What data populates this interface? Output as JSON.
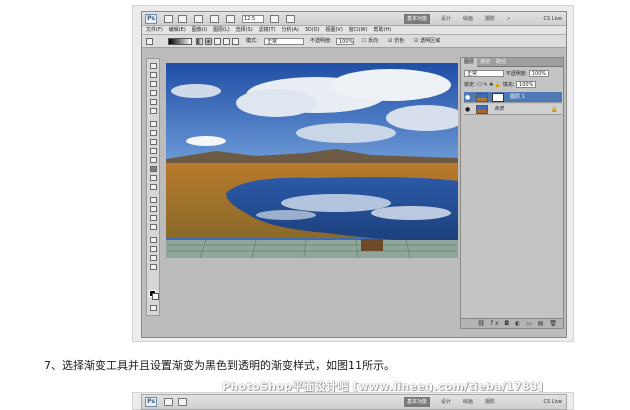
{
  "figure1": {
    "app_logo": "Ps",
    "zoom": "12.5",
    "workspaces": [
      "基本功能",
      "设计",
      "绘画",
      "摄影"
    ],
    "workspace_more": "»",
    "cs_live": "CS Live",
    "menu": [
      "文件(F)",
      "编辑(E)",
      "图像(I)",
      "图层(L)",
      "选择(S)",
      "滤镜(T)",
      "分析(A)",
      "3D(D)",
      "视图(V)",
      "窗口(W)",
      "帮助(H)"
    ],
    "options": {
      "mode_label": "模式:",
      "mode_value": "正常",
      "opacity_label": "不透明度:",
      "opacity_value": "100%",
      "reverse": "反向",
      "dither": "仿色",
      "transparency": "透明区域"
    },
    "layers_panel": {
      "tabs": [
        "图层",
        "通道",
        "路径"
      ],
      "blend_mode": "正常",
      "opacity_label": "不透明度:",
      "opacity_value": "100%",
      "lock_label": "锁定:",
      "fill_label": "填充:",
      "fill_value": "100%",
      "layers": [
        {
          "name": "图层 1",
          "selected": true,
          "has_mask": true
        },
        {
          "name": "背景",
          "selected": false,
          "has_mask": false
        }
      ],
      "bottom_icons": "⛓ fx ◘ ◐ ▭ ▤ 🗑"
    },
    "canvas_icon": "landscape-photo"
  },
  "caption": "7、选择渐变工具并且设置渐变为黑色到透明的渐变样式，如图11所示。",
  "watermark": "PhotoShop平面设计吧 [www.lineeg.com/tieba/1783]",
  "figure2": {
    "app_logo": "Ps",
    "workspaces": [
      "基本功能",
      "设计",
      "绘画",
      "摄影"
    ],
    "cs_live": "CS Live"
  }
}
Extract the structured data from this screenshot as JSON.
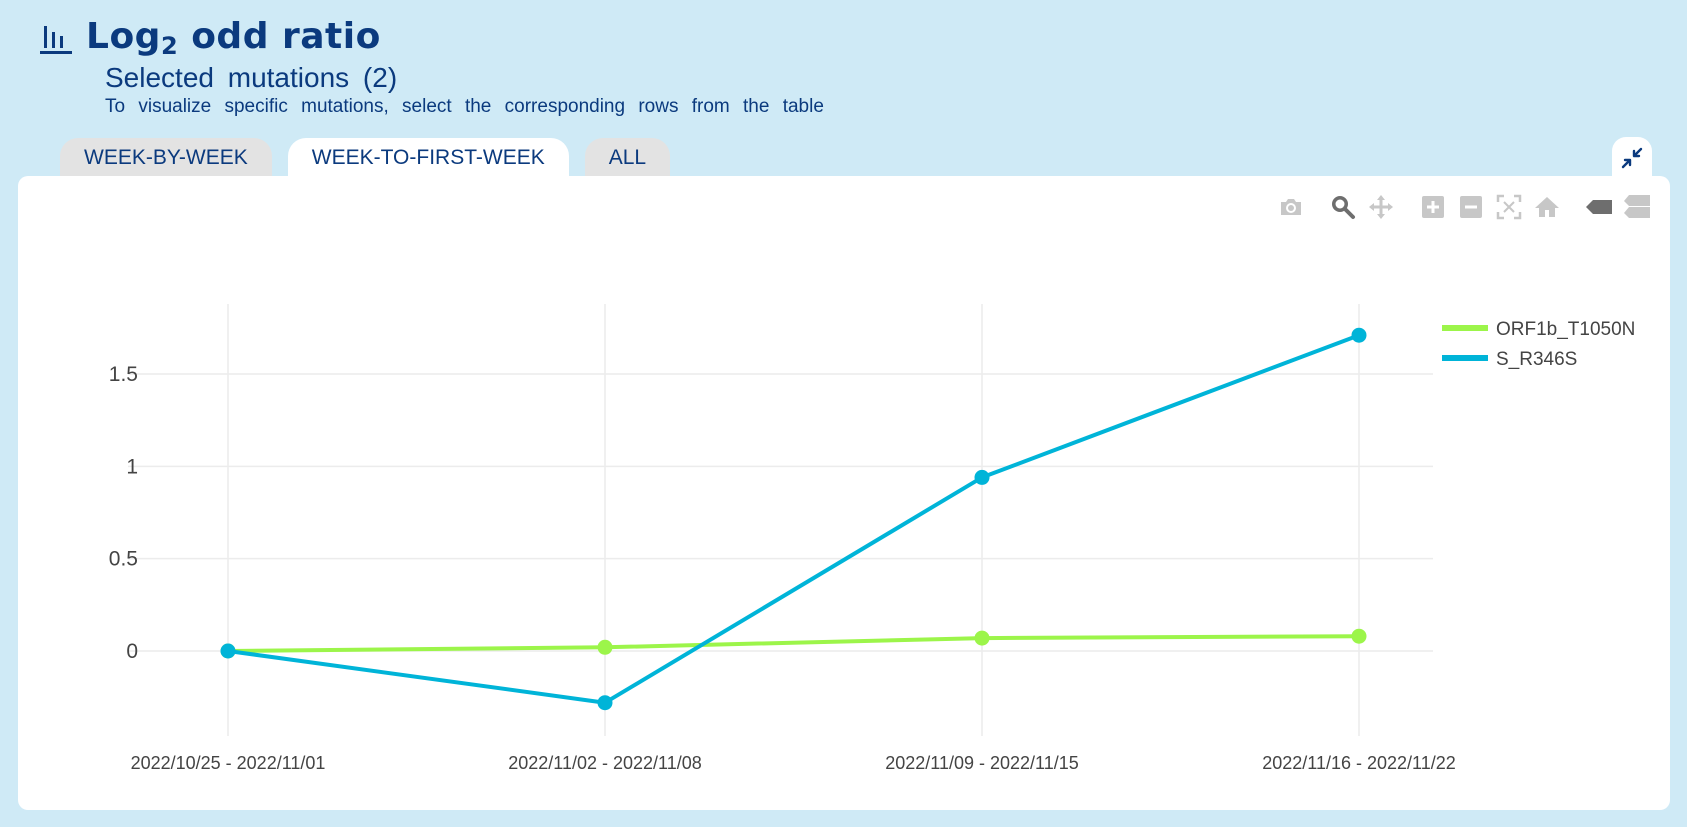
{
  "header": {
    "title_prefix": "Log",
    "title_sub": "2",
    "title_suffix": " odd ratio",
    "subtitle": "Selected mutations (2)",
    "hint": "To visualize specific mutations, select the corresponding rows from the table"
  },
  "tabs": [
    {
      "label": "WEEK-BY-WEEK",
      "active": false
    },
    {
      "label": "WEEK-TO-FIRST-WEEK",
      "active": true
    },
    {
      "label": "ALL",
      "active": false
    }
  ],
  "toolbar": [
    "camera-icon",
    "zoom-icon",
    "pan-icon",
    "zoom-in-icon",
    "zoom-out-icon",
    "autoscale-icon",
    "home-icon",
    "hover-closest-icon",
    "hover-compare-icon"
  ],
  "chart_data": {
    "type": "line",
    "categories": [
      "2022/10/25 - 2022/11/01",
      "2022/11/02 - 2022/11/08",
      "2022/11/09 - 2022/11/15",
      "2022/11/16 - 2022/11/22"
    ],
    "y_ticks": [
      "0",
      "0.5",
      "1",
      "1.5"
    ],
    "y_tick_values": [
      0,
      0.5,
      1,
      1.5
    ],
    "ylim": [
      -0.4,
      1.87
    ],
    "grid": true,
    "legend_placement": "top-right",
    "series": [
      {
        "name": "ORF1b_T1050N",
        "color": "#9cf54a",
        "values": [
          0,
          0.02,
          0.07,
          0.08
        ]
      },
      {
        "name": "S_R346S",
        "color": "#00b4d8",
        "values": [
          0,
          -0.28,
          0.94,
          1.71
        ]
      }
    ]
  }
}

__________________________________________________

• _DO THIS_
Strip out the images, then output the records above word for word.

• _THE OUTPUT_
What data populates this interface? Output as JSON.
{
  "figure1": {
    "app_logo": "Ps",
    "zoom": "12.5",
    "workspaces": [
      "基本功能",
      "设计",
      "绘画",
      "摄影"
    ],
    "workspace_more": "»",
    "cs_live": "CS Live",
    "menu": [
      "文件(F)",
      "编辑(E)",
      "图像(I)",
      "图层(L)",
      "选择(S)",
      "滤镜(T)",
      "分析(A)",
      "3D(D)",
      "视图(V)",
      "窗口(W)",
      "帮助(H)"
    ],
    "options": {
      "mode_label": "模式:",
      "mode_value": "正常",
      "opacity_label": "不透明度:",
      "opacity_value": "100%",
      "reverse": "反向",
      "dither": "仿色",
      "transparency": "透明区域"
    },
    "layers_panel": {
      "tabs": [
        "图层",
        "通道",
        "路径"
      ],
      "blend_mode": "正常",
      "opacity_label": "不透明度:",
      "opacity_value": "100%",
      "lock_label": "锁定:",
      "fill_label": "填充:",
      "fill_value": "100%",
      "layers": [
        {
          "name": "图层 1",
          "selected": true,
          "has_mask": true
        },
        {
          "name": "背景",
          "selected": false,
          "has_mask": false
        }
      ],
      "bottom_icons": "⛓ fx ◘ ◐ ▭ ▤ 🗑"
    },
    "canvas_icon": "landscape-photo"
  },
  "caption": "7、选择渐变工具并且设置渐变为黑色到透明的渐变样式，如图11所示。",
  "watermark": "PhotoShop平面设计吧 [www.lineeg.com/tieba/1783]",
  "figure2": {
    "app_logo": "Ps",
    "workspaces": [
      "基本功能",
      "设计",
      "绘画",
      "摄影"
    ],
    "cs_live": "CS Live"
  }
}
Extract the structured data from this screenshot as JSON.
{
  "header": {
    "title_prefix": "Log",
    "title_sub": "2",
    "title_suffix": " odd ratio",
    "subtitle": "Selected mutations (2)",
    "hint": "To visualize specific mutations, select the corresponding rows from the table"
  },
  "tabs": [
    {
      "label": "WEEK-BY-WEEK",
      "active": false
    },
    {
      "label": "WEEK-TO-FIRST-WEEK",
      "active": true
    },
    {
      "label": "ALL",
      "active": false
    }
  ],
  "toolbar": [
    "camera-icon",
    "zoom-icon",
    "pan-icon",
    "zoom-in-icon",
    "zoom-out-icon",
    "autoscale-icon",
    "home-icon",
    "hover-closest-icon",
    "hover-compare-icon"
  ],
  "chart_data": {
    "type": "line",
    "categories": [
      "2022/10/25 - 2022/11/01",
      "2022/11/02 - 2022/11/08",
      "2022/11/09 - 2022/11/15",
      "2022/11/16 - 2022/11/22"
    ],
    "y_ticks": [
      "0",
      "0.5",
      "1",
      "1.5"
    ],
    "y_tick_values": [
      0,
      0.5,
      1,
      1.5
    ],
    "ylim": [
      -0.4,
      1.87
    ],
    "grid": true,
    "legend_placement": "top-right",
    "series": [
      {
        "name": "ORF1b_T1050N",
        "color": "#9cf54a",
        "values": [
          0,
          0.02,
          0.07,
          0.08
        ]
      },
      {
        "name": "S_R346S",
        "color": "#00b4d8",
        "values": [
          0,
          -0.28,
          0.94,
          1.71
        ]
      }
    ]
  }
}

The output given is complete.